[Stored entries]
******************************
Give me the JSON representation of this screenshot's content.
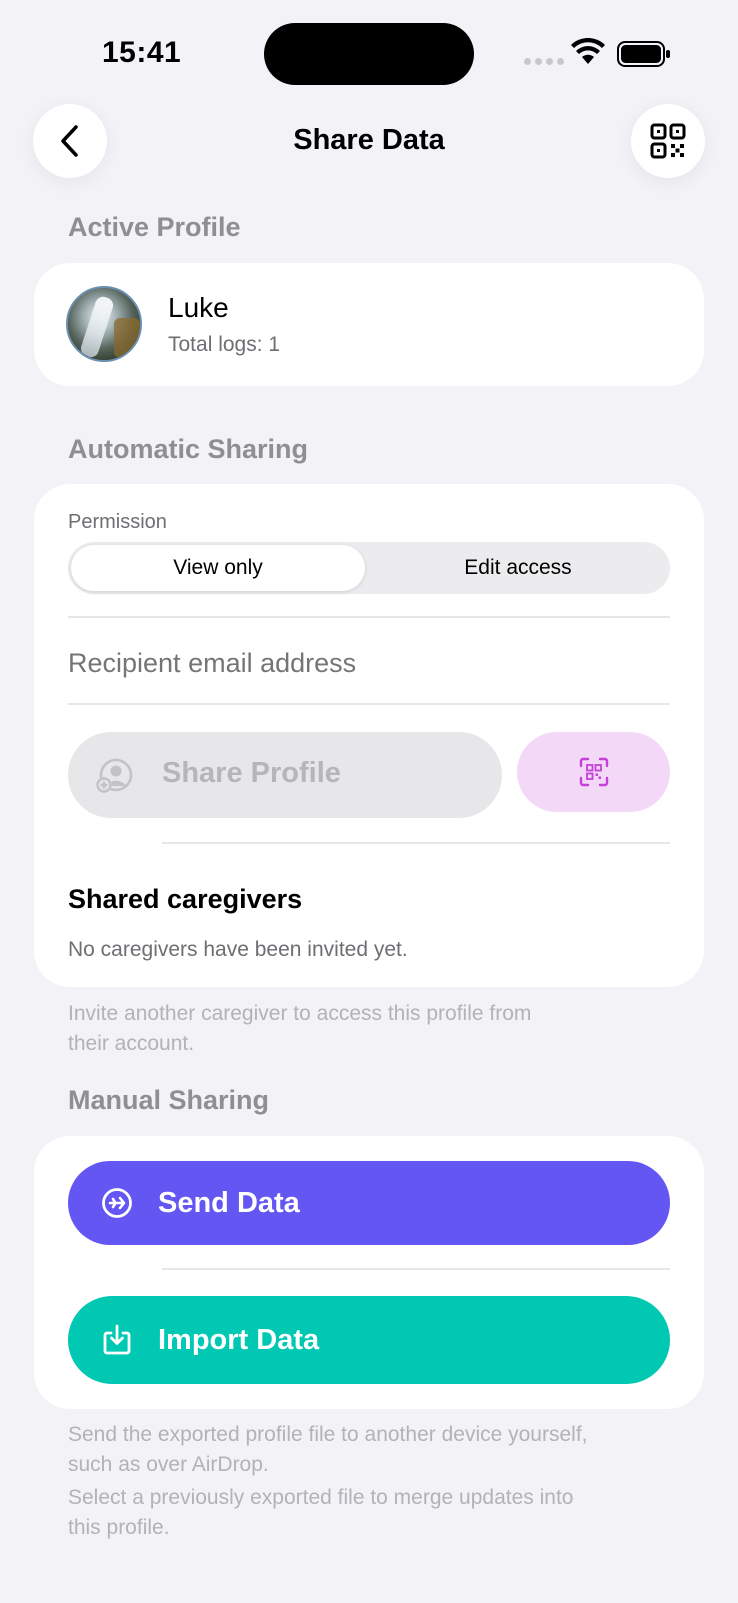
{
  "status_bar": {
    "time": "15:41"
  },
  "nav": {
    "title": "Share Data",
    "back_icon": "chevron-left-icon",
    "right_icon": "qr-code-icon"
  },
  "active_profile": {
    "section_title": "Active Profile",
    "name": "Luke",
    "logs": "Total logs: 1"
  },
  "automatic_sharing": {
    "section_title": "Automatic Sharing",
    "permission_label": "Permission",
    "permission_options": [
      "View only",
      "Edit access"
    ],
    "selected_permission": "View only",
    "email_placeholder": "Recipient email address",
    "share_button": "Share Profile",
    "shared_caregivers_title": "Shared caregivers",
    "shared_caregivers_empty": "No caregivers have been invited yet.",
    "footnote_line1": "Invite another caregiver to access this profile from",
    "footnote_line2": "their account."
  },
  "manual_sharing": {
    "section_title": "Manual Sharing",
    "send_button": "Send Data",
    "import_button": "Import Data",
    "footnote1_line1": "Send the exported profile file to another device yourself,",
    "footnote1_line2": "such as over AirDrop.",
    "footnote2_line1": "Select a previously exported file to merge updates into",
    "footnote2_line2": "this profile."
  },
  "colors": {
    "send": "#6356f2",
    "import": "#00c8b3",
    "scan_bg": "#f3d8f7",
    "scan_icon": "#c53fd9"
  }
}
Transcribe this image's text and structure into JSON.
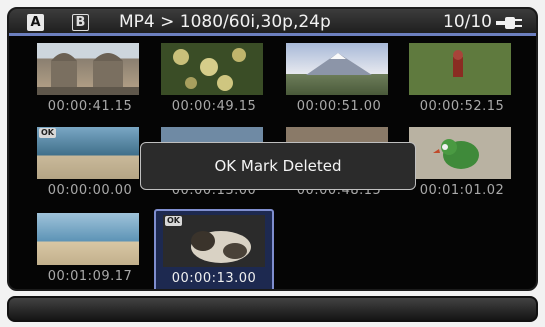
{
  "header": {
    "slot_a": "A",
    "slot_b": "B",
    "format": "MP4 > 1080/60i,30p,24p",
    "counter": "10/10"
  },
  "thumbnails": [
    {
      "time": "00:00:41.15",
      "scene": "palace",
      "ok": ""
    },
    {
      "time": "00:00:49.15",
      "scene": "flowers",
      "ok": ""
    },
    {
      "time": "00:00:51.00",
      "scene": "mountain",
      "ok": ""
    },
    {
      "time": "00:00:52.15",
      "scene": "toy-grass",
      "ok": ""
    },
    {
      "time": "00:00:00.00",
      "scene": "beach",
      "ok": "OK"
    },
    {
      "time": "00:00:13.00",
      "scene": "hidden",
      "ok": ""
    },
    {
      "time": "00:00:48.15",
      "scene": "hidden",
      "ok": ""
    },
    {
      "time": "00:01:01.02",
      "scene": "bird",
      "ok": ""
    },
    {
      "time": "00:01:09.17",
      "scene": "sea",
      "ok": ""
    },
    {
      "time": "00:00:13.00",
      "scene": "cat",
      "ok": "OK"
    }
  ],
  "dialog": {
    "message": "OK Mark Deleted"
  },
  "colors": {
    "accent": "#6c7fbf",
    "selection": "#1d2950"
  }
}
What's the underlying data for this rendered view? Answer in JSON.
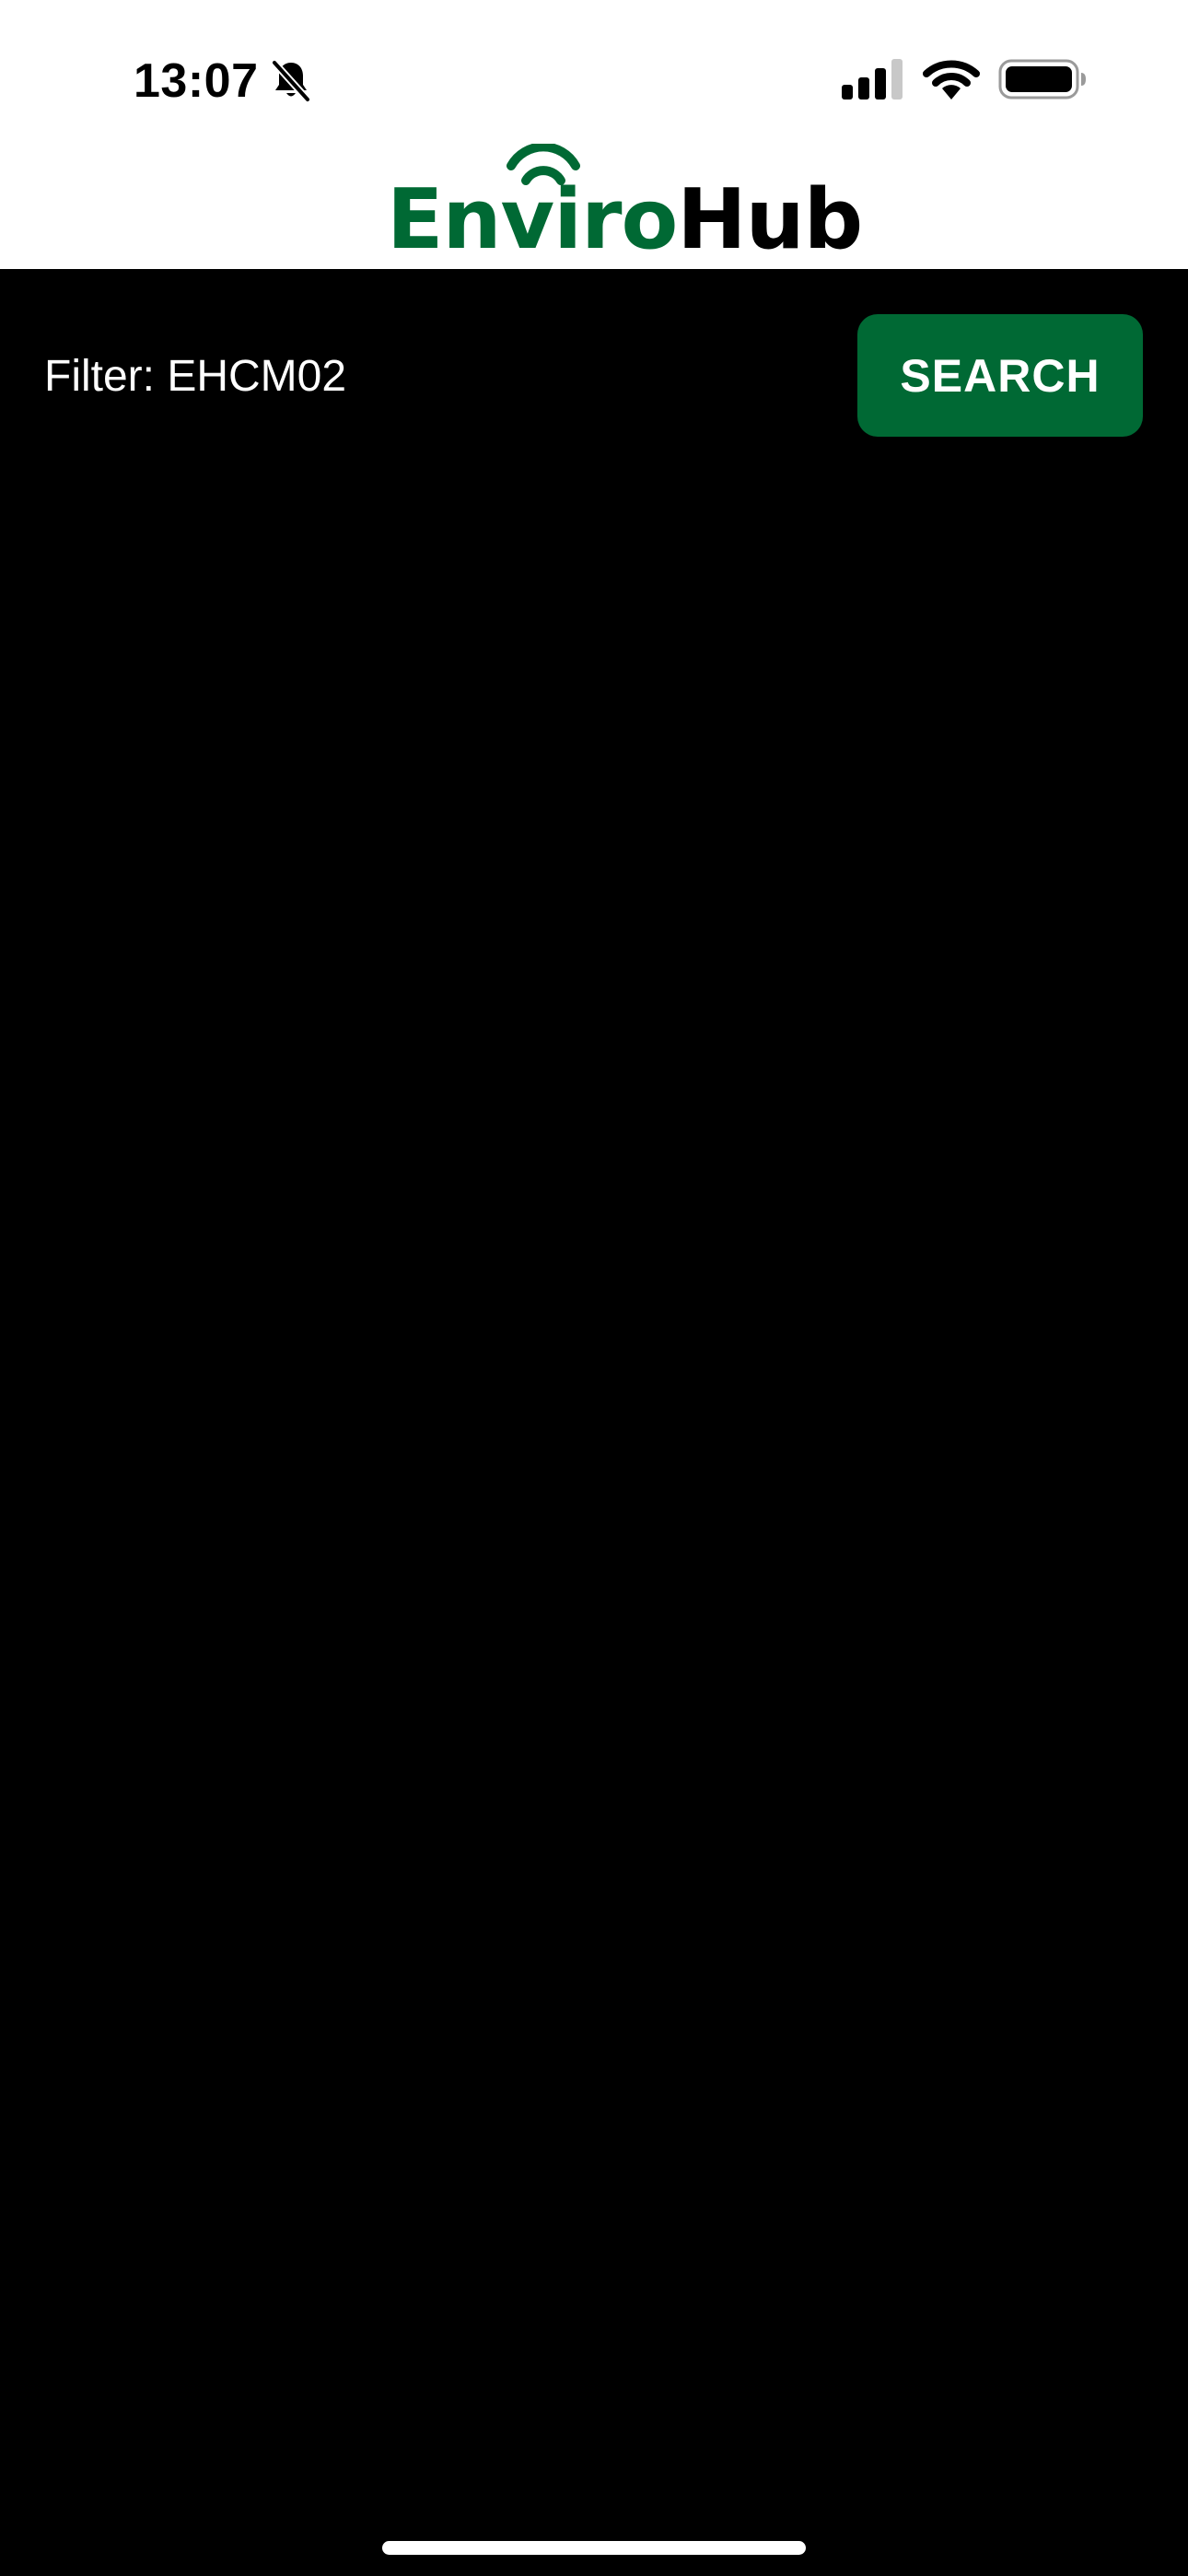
******************************
» Request
Only the number is wanted: how many lines contain the string "caregivers"?

» Output for this exercise
2